■ TASK ITEM: Filter the listing below down to the lines holding the word "text", and copy those lines.

BEGIN RECORDS FOR THE TASK

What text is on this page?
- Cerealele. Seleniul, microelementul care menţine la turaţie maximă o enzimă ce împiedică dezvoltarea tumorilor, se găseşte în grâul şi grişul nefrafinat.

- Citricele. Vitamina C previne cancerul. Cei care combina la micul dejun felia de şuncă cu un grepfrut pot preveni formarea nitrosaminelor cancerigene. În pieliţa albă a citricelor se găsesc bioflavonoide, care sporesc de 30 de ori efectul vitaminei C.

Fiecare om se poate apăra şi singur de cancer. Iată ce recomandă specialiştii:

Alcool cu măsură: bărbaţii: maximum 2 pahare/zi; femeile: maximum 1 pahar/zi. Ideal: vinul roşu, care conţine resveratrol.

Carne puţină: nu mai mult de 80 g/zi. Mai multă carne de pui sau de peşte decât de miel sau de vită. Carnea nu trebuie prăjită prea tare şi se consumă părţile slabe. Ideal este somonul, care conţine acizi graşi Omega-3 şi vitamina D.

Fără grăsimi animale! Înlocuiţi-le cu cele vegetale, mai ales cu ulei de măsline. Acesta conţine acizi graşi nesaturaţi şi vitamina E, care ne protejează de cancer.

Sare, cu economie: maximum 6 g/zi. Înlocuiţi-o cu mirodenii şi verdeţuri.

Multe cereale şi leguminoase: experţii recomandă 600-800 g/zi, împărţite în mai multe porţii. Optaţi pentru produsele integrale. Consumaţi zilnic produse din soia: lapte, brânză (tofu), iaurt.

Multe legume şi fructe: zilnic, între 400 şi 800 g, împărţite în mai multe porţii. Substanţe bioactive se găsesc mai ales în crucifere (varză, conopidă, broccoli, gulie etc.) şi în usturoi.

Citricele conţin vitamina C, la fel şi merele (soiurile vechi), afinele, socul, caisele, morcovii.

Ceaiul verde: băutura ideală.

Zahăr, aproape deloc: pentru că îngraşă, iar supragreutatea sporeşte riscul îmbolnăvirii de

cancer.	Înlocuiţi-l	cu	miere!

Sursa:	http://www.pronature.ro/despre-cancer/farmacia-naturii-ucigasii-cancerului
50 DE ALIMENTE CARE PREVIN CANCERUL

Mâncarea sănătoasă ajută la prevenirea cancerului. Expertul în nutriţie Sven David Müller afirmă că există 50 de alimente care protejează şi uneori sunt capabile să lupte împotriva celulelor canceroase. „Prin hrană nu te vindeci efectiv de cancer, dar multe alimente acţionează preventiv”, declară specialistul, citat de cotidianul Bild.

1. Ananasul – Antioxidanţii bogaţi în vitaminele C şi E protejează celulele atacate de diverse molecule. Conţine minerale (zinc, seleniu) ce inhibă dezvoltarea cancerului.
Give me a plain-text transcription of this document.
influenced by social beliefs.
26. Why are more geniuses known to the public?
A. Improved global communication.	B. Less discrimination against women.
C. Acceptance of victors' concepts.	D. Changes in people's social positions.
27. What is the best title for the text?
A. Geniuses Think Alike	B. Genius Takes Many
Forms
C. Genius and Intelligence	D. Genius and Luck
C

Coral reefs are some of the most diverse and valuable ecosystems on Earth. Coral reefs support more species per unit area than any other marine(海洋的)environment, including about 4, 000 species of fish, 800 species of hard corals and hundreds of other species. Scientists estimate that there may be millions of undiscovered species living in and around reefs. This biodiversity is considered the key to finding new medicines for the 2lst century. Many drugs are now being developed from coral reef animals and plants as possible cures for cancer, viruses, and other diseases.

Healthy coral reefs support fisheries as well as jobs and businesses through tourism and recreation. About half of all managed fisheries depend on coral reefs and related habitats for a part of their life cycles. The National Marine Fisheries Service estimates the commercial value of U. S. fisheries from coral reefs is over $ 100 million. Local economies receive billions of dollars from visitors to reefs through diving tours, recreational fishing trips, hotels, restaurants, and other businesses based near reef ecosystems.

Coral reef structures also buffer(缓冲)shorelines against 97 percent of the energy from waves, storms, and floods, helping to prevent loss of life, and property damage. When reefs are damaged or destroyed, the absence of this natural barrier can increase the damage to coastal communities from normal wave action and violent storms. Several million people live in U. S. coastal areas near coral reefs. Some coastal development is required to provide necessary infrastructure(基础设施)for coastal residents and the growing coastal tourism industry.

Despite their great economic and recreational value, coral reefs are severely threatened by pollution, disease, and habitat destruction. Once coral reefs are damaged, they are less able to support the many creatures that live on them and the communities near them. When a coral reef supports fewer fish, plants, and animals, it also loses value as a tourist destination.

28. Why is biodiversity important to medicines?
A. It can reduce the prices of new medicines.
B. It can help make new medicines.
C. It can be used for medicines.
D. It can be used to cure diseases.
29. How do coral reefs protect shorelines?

END RECORDS FOR THE TASK

■ RESULT OF THE TASK:
What text is on this page?
Give me a plain-text transcription of this document.
27. What is the best title for the text?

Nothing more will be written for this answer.